> _Provided entries_:

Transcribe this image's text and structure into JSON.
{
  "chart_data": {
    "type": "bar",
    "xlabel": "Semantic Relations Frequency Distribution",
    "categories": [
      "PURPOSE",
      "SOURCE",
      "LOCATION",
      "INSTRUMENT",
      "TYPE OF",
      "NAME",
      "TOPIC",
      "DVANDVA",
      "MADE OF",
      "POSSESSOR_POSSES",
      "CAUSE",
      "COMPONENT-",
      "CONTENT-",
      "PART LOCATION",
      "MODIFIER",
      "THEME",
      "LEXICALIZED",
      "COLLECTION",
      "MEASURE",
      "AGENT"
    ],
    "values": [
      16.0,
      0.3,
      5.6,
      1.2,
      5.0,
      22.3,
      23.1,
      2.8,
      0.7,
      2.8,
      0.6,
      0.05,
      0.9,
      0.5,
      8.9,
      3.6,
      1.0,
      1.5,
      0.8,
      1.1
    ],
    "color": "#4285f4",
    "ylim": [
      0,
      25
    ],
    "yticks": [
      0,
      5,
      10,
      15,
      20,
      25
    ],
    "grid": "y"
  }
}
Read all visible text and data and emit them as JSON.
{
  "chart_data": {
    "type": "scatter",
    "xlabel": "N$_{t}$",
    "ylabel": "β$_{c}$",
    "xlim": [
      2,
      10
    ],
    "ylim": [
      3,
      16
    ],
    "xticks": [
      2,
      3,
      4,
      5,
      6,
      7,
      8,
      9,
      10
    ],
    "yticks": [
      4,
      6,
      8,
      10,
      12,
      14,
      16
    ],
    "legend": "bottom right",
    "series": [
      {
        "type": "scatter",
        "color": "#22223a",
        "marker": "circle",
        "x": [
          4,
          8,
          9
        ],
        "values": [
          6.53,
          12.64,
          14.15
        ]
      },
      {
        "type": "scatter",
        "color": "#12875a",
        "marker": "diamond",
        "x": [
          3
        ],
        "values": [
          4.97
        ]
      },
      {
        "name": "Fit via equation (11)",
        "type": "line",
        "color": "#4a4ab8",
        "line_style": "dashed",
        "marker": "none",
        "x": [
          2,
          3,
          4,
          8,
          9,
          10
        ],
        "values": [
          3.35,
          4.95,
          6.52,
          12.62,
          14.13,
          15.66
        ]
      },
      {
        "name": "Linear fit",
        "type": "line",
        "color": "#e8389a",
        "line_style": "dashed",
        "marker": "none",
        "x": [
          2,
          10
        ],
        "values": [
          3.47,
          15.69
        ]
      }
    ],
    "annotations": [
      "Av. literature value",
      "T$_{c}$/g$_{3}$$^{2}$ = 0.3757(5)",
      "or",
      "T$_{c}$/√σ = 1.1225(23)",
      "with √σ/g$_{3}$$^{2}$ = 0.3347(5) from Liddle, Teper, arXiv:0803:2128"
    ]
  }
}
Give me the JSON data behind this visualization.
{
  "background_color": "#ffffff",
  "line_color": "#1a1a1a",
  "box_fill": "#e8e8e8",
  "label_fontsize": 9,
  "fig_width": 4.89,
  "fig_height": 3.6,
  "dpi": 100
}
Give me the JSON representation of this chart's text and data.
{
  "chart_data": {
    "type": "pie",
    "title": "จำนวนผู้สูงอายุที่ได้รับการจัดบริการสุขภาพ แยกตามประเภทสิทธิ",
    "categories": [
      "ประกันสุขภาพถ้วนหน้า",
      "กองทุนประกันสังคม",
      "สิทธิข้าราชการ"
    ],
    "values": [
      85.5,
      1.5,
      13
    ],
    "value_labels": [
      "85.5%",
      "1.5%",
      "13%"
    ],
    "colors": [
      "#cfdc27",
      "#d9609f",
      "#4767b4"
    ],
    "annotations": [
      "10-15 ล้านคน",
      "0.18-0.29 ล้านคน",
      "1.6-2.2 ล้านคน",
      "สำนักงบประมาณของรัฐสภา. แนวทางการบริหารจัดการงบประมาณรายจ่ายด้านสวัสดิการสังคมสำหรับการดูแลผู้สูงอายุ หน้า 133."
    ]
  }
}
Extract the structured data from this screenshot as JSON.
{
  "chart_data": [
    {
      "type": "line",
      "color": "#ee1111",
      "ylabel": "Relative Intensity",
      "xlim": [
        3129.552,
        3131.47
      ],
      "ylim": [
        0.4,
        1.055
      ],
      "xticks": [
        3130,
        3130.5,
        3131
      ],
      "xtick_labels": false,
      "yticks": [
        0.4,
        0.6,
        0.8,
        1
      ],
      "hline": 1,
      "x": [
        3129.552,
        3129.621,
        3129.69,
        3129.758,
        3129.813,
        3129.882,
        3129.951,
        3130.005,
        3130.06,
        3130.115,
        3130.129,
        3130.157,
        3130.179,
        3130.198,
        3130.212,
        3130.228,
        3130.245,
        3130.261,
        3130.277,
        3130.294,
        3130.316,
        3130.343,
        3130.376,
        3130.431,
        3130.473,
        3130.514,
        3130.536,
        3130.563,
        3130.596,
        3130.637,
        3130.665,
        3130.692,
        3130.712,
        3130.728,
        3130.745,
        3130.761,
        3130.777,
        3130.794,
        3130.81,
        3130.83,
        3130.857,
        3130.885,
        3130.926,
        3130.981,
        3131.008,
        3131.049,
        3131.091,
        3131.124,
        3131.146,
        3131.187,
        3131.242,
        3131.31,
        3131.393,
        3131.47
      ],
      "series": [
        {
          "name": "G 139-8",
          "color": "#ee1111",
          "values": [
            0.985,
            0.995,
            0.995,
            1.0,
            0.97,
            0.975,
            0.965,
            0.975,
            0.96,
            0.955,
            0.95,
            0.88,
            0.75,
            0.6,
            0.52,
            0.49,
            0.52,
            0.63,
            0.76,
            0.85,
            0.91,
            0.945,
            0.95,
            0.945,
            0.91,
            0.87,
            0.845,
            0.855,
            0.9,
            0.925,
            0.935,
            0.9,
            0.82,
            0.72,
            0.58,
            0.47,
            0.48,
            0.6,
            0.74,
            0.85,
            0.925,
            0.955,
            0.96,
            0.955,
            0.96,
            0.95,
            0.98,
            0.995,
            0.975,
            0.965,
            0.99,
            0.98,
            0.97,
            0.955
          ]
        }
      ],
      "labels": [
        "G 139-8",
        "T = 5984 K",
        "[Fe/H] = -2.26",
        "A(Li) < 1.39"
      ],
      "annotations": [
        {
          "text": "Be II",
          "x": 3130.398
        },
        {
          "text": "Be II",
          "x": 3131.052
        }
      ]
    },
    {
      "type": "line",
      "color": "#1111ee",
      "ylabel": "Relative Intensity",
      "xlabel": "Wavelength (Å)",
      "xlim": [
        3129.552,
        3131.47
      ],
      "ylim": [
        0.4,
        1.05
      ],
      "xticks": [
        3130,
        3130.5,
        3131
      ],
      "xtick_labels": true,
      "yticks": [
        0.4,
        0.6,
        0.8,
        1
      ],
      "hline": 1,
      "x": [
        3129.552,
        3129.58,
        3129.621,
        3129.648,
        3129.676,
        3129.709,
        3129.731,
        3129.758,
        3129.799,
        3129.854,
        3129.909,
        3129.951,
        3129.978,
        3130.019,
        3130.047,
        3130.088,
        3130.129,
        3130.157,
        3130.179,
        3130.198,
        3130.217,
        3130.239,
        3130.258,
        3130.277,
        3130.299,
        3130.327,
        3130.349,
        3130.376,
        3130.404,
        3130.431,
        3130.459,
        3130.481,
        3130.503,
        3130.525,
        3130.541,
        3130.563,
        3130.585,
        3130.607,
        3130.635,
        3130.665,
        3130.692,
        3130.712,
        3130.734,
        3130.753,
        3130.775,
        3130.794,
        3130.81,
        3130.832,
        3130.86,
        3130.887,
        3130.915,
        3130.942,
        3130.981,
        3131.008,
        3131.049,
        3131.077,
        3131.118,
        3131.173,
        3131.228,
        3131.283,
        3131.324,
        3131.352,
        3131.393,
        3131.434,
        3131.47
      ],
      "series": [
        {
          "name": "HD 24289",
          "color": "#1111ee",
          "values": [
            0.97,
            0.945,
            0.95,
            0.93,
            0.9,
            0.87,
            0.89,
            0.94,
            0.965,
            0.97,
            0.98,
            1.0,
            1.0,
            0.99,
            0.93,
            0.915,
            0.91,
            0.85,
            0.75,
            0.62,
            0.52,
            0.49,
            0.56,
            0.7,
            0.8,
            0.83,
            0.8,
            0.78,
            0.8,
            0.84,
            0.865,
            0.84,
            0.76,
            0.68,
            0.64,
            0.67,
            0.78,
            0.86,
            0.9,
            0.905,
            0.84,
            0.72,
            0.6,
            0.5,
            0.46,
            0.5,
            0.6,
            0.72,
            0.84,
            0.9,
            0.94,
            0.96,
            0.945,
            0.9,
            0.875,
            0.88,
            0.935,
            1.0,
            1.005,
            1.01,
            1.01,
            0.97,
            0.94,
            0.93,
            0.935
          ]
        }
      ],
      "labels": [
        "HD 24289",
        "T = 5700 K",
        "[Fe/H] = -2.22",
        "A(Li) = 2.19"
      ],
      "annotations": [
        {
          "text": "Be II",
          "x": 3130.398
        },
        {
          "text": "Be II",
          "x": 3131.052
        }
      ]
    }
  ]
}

> _Task prompt_:
Search the entries for the word "xlabel", then gather every line that has it.

> _Result of the task_:
    "xlabel": "Semantic Relations Frequency Distribution",
    "xlabel": "N$_{t}$",
      "xlabel": "Wavelength (Å)",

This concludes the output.